[Part of a data file]
►
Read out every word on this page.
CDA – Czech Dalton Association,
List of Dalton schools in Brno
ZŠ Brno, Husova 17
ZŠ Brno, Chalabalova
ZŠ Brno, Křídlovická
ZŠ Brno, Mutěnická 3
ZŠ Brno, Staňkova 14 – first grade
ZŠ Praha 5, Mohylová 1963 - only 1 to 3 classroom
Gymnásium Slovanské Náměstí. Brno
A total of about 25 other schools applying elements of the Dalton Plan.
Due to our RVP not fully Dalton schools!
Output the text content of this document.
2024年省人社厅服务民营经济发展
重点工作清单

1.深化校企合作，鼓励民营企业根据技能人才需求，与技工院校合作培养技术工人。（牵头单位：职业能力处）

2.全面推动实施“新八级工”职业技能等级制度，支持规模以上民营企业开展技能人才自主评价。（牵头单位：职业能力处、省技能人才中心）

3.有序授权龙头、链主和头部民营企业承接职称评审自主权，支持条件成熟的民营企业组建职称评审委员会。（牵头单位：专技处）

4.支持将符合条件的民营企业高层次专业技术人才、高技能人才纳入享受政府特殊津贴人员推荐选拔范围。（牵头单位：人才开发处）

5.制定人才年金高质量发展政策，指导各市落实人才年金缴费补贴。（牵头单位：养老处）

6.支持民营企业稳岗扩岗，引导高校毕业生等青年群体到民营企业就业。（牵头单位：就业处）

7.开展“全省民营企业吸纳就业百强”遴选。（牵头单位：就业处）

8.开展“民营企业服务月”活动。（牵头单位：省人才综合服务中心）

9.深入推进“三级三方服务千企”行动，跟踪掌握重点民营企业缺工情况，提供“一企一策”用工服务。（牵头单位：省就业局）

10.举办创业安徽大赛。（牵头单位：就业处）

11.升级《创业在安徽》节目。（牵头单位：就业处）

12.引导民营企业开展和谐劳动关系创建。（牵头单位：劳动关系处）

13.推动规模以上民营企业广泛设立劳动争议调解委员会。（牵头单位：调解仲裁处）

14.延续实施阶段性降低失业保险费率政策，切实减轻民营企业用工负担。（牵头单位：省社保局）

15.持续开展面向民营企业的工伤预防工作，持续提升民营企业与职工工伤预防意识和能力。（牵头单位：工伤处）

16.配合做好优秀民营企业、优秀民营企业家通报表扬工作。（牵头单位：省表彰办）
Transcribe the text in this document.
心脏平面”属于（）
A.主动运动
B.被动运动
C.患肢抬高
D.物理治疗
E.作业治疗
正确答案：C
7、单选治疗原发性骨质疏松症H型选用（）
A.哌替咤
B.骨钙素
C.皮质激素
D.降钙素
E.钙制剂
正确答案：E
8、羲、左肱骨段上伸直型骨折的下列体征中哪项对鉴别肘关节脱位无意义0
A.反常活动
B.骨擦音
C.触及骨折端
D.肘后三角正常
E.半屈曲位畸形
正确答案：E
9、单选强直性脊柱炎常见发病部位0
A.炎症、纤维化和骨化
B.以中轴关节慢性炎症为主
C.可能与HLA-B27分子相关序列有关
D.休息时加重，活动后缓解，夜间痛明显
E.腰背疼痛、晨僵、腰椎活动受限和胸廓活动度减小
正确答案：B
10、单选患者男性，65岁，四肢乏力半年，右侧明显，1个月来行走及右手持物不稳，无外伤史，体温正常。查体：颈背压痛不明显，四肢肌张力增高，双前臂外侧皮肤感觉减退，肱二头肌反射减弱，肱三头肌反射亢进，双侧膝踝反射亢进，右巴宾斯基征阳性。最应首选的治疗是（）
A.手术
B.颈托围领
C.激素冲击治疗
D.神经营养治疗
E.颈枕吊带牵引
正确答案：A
◄
» Instructions to follow
In the entries above, find the line containing "Transcribe the text in this document.". Set down that line and every line after it through the last one, exactly and alone.

» Final answer
Transcribe the text in this document.
心脏平面”属于（）
A.主动运动
B.被动运动
C.患肢抬高
D.物理治疗
E.作业治疗
正确答案：C
7、单选治疗原发性骨质疏松症H型选用（）
A.哌替咤
B.骨钙素
C.皮质激素
D.降钙素
E.钙制剂
正确答案：E
8、羲、左肱骨段上伸直型骨折的下列体征中哪项对鉴别肘关节脱位无意义0
A.反常活动
B.骨擦音
C.触及骨折端
D.肘后三角正常
E.半屈曲位畸形
正确答案：E
9、单选强直性脊柱炎常见发病部位0
A.炎症、纤维化和骨化
B.以中轴关节慢性炎症为主
C.可能与HLA-B27分子相关序列有关
D.休息时加重，活动后缓解，夜间痛明显
E.腰背疼痛、晨僵、腰椎活动受限和胸廓活动度减小
正确答案：B
10、单选患者男性，65岁，四肢乏力半年，右侧明显，1个月来行走及右手持物不稳，无外伤史，体温正常。查体：颈背压痛不明显，四肢肌张力增高，双前臂外侧皮肤感觉减退，肱二头肌反射减弱，肱三头肌反射亢进，双侧膝踝反射亢进，右巴宾斯基征阳性。最应首选的治疗是（）
A.手术
B.颈托围领
C.激素冲击治疗
D.神经营养治疗
E.颈枕吊带牵引
正确答案：A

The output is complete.